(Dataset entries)
════
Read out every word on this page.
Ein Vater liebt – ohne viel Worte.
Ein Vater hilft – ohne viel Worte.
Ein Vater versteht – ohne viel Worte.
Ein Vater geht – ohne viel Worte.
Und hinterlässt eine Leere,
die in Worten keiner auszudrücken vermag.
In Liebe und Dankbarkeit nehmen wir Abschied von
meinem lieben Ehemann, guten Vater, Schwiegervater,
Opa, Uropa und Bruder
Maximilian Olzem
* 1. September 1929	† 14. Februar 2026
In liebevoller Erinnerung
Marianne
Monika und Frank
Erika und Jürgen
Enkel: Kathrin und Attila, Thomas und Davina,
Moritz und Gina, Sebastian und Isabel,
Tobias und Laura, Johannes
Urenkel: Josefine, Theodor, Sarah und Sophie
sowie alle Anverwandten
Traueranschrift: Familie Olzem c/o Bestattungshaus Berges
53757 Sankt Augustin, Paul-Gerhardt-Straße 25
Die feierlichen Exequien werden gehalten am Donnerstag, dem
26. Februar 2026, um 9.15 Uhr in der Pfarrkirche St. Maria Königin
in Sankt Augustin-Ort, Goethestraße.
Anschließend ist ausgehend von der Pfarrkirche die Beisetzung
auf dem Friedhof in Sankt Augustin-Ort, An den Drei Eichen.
════
All lines above with "viel" in them should be returned.

• _Completed exercise_
Ein Vater liebt – ohne viel Worte.
Ein Vater hilft – ohne viel Worte.
Ein Vater versteht – ohne viel Worte.
Ein Vater geht – ohne viel Worte.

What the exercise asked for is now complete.